- GIVEN INSTRUCTION: Using the listing below, select the lines with the word "Recall" and copy them.

>> Begin RECORDS FOR THE TASK

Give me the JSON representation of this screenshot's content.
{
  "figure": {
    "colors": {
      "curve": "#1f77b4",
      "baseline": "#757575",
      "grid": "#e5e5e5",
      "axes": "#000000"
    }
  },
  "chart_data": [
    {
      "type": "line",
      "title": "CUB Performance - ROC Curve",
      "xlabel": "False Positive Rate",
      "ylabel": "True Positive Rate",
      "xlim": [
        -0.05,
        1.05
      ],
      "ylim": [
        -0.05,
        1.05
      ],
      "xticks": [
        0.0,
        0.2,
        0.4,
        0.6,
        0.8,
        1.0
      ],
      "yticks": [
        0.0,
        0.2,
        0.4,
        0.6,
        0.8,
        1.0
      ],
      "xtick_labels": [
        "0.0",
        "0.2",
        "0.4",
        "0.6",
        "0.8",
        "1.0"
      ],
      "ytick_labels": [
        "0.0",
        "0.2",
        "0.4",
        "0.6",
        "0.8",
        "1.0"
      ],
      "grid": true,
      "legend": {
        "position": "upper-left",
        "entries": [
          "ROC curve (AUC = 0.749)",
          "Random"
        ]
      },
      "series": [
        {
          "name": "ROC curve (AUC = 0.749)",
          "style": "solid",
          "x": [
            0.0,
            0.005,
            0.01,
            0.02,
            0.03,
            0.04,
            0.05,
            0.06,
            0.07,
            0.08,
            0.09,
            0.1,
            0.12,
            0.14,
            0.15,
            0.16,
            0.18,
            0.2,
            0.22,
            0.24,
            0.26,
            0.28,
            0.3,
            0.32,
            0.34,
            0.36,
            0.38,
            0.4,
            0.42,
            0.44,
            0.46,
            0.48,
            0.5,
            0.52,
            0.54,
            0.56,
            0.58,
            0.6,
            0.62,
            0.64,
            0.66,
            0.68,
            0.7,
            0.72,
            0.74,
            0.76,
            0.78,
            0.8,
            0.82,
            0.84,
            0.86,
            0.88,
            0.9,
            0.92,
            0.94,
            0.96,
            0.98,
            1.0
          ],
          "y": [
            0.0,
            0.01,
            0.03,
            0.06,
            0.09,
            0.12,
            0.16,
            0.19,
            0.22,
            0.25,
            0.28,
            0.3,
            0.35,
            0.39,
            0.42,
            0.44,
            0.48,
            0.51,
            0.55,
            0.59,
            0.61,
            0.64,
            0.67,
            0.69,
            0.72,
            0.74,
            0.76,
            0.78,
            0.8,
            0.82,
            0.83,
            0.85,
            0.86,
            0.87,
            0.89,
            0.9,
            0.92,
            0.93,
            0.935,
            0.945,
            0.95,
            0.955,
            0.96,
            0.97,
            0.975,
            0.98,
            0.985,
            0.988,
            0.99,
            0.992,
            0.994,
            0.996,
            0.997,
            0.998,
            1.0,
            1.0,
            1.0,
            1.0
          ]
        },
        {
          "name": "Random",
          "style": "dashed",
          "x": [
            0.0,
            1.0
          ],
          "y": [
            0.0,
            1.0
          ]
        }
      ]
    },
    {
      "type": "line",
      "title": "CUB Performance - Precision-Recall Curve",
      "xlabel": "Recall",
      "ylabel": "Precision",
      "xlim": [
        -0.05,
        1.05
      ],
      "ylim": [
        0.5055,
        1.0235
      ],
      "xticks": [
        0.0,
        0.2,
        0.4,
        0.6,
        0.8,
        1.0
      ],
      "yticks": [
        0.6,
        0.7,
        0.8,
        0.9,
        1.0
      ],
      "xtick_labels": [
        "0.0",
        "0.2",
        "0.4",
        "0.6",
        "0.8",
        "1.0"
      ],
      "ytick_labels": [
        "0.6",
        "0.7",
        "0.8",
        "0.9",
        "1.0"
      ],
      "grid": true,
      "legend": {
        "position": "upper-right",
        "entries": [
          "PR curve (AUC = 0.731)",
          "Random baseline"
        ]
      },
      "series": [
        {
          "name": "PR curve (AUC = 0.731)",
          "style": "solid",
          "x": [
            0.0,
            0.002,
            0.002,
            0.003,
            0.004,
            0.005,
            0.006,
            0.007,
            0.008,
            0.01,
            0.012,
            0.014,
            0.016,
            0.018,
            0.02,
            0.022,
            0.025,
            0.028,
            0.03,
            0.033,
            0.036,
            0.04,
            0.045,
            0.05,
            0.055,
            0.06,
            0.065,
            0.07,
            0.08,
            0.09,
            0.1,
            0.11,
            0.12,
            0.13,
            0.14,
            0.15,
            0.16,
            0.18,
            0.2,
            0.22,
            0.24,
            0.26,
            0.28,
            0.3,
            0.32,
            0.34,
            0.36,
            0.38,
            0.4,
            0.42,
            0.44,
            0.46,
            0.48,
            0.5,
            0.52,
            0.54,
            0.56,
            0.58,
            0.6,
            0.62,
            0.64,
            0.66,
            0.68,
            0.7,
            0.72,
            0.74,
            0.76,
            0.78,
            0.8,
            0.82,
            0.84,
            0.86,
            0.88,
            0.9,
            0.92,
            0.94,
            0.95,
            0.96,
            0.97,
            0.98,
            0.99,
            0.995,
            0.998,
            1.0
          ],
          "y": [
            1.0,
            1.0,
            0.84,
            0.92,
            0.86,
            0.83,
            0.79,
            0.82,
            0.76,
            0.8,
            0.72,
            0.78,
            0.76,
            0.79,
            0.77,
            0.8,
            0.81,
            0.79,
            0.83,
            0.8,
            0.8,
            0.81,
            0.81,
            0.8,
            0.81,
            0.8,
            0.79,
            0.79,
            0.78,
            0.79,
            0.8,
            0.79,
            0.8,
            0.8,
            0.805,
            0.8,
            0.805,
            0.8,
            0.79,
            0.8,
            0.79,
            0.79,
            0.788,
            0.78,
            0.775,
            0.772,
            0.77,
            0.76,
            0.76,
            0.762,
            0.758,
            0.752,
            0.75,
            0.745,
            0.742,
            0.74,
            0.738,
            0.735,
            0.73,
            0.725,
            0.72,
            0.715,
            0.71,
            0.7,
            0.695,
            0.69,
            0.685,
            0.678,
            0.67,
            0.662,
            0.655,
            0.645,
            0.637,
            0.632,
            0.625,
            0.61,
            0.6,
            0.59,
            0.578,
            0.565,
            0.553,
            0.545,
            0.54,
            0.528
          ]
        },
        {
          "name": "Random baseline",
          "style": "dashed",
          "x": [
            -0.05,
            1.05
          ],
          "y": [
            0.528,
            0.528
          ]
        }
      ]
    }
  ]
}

>> End RECORDS FOR THE TASK

- RESPONSE:
      "title": "CUB Performance - Precision-Recall Curve",
      "xlabel": "Recall",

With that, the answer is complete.